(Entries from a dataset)
- - - -

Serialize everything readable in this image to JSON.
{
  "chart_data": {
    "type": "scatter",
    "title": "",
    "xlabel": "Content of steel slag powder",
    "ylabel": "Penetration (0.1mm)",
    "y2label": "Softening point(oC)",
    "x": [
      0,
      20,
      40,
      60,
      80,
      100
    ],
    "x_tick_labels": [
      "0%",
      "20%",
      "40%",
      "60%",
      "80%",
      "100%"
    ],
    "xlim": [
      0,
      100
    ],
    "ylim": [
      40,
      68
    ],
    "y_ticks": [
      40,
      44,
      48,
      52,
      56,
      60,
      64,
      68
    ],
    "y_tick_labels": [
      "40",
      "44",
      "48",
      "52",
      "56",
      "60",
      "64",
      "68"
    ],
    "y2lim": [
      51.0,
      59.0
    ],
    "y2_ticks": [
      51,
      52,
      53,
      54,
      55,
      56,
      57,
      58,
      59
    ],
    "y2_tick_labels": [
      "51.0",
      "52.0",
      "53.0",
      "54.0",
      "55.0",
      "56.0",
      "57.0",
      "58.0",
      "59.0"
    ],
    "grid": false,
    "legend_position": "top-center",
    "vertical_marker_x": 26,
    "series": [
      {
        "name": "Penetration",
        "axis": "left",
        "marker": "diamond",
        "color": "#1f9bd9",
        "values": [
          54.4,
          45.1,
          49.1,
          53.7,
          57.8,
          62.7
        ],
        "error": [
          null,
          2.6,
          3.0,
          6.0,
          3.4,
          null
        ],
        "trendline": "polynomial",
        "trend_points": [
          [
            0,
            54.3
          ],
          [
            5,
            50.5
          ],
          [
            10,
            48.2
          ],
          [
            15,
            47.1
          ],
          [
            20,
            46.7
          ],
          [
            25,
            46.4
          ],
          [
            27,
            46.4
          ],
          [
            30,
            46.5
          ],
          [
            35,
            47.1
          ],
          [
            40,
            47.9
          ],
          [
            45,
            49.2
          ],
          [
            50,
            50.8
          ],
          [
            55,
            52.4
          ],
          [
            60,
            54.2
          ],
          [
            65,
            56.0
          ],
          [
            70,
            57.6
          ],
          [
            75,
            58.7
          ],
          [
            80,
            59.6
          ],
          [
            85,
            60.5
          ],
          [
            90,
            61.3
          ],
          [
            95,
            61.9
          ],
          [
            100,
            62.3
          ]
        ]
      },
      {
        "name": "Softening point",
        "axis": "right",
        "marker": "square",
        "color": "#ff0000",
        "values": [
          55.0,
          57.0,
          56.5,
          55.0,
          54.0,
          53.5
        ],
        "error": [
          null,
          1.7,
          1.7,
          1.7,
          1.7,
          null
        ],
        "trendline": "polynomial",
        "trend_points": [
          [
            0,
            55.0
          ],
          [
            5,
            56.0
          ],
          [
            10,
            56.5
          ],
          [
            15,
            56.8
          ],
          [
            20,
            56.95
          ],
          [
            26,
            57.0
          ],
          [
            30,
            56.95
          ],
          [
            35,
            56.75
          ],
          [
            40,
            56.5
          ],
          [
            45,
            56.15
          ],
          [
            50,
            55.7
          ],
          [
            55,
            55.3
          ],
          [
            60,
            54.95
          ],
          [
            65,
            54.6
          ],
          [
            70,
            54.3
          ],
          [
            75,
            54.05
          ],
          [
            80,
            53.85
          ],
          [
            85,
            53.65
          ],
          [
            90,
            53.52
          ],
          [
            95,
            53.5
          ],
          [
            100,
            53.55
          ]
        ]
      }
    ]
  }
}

- - - -

§ **TASK PROMPT**
Could you transcribe the records in full, exactly?

§ **IN RESPONSE**
Serialize everything readable in this image to JSON.
{
  "chart_data": {
    "type": "scatter",
    "title": "",
    "xlabel": "Content of steel slag powder",
    "ylabel": "Penetration (0.1mm)",
    "y2label": "Softening point(oC)",
    "x": [
      0,
      20,
      40,
      60,
      80,
      100
    ],
    "x_tick_labels": [
      "0%",
      "20%",
      "40%",
      "60%",
      "80%",
      "100%"
    ],
    "xlim": [
      0,
      100
    ],
    "ylim": [
      40,
      68
    ],
    "y_ticks": [
      40,
      44,
      48,
      52,
      56,
      60,
      64,
      68
    ],
    "y_tick_labels": [
      "40",
      "44",
      "48",
      "52",
      "56",
      "60",
      "64",
      "68"
    ],
    "y2lim": [
      51.0,
      59.0
    ],
    "y2_ticks": [
      51,
      52,
      53,
      54,
      55,
      56,
      57,
      58,
      59
    ],
    "y2_tick_labels": [
      "51.0",
      "52.0",
      "53.0",
      "54.0",
      "55.0",
      "56.0",
      "57.0",
      "58.0",
      "59.0"
    ],
    "grid": false,
    "legend_position": "top-center",
    "vertical_marker_x": 26,
    "series": [
      {
        "name": "Penetration",
        "axis": "left",
        "marker": "diamond",
        "color": "#1f9bd9",
        "values": [
          54.4,
          45.1,
          49.1,
          53.7,
          57.8,
          62.7
        ],
        "error": [
          null,
          2.6,
          3.0,
          6.0,
          3.4,
          null
        ],
        "trendline": "polynomial",
        "trend_points": [
          [
            0,
            54.3
          ],
          [
            5,
            50.5
          ],
          [
            10,
            48.2
          ],
          [
            15,
            47.1
          ],
          [
            20,
            46.7
          ],
          [
            25,
            46.4
          ],
          [
            27,
            46.4
          ],
          [
            30,
            46.5
          ],
          [
            35,
            47.1
          ],
          [
            40,
            47.9
          ],
          [
            45,
            49.2
          ],
          [
            50,
            50.8
          ],
          [
            55,
            52.4
          ],
          [
            60,
            54.2
          ],
          [
            65,
            56.0
          ],
          [
            70,
            57.6
          ],
          [
            75,
            58.7
          ],
          [
            80,
            59.6
          ],
          [
            85,
            60.5
          ],
          [
            90,
            61.3
          ],
          [
            95,
            61.9
          ],
          [
            100,
            62.3
          ]
        ]
      },
      {
        "name": "Softening point",
        "axis": "right",
        "marker": "square",
        "color": "#ff0000",
        "values": [
          55.0,
          57.0,
          56.5,
          55.0,
          54.0,
          53.5
        ],
        "error": [
          null,
          1.7,
          1.7,
          1.7,
          1.7,
          null
        ],
        "trendline": "polynomial",
        "trend_points": [
          [
            0,
            55.0
          ],
          [
            5,
            56.0
          ],
          [
            10,
            56.5
          ],
          [
            15,
            56.8
          ],
          [
            20,
            56.95
          ],
          [
            26,
            57.0
          ],
          [
            30,
            56.95
          ],
          [
            35,
            56.75
          ],
          [
            40,
            56.5
          ],
          [
            45,
            56.15
          ],
          [
            50,
            55.7
          ],
          [
            55,
            55.3
          ],
          [
            60,
            54.95
          ],
          [
            65,
            54.6
          ],
          [
            70,
            54.3
          ],
          [
            75,
            54.05
          ],
          [
            80,
            53.85
          ],
          [
            85,
            53.65
          ],
          [
            90,
            53.52
          ],
          [
            95,
            53.5
          ],
          [
            100,
            53.55
          ]
        ]
      }
    ]
  }
}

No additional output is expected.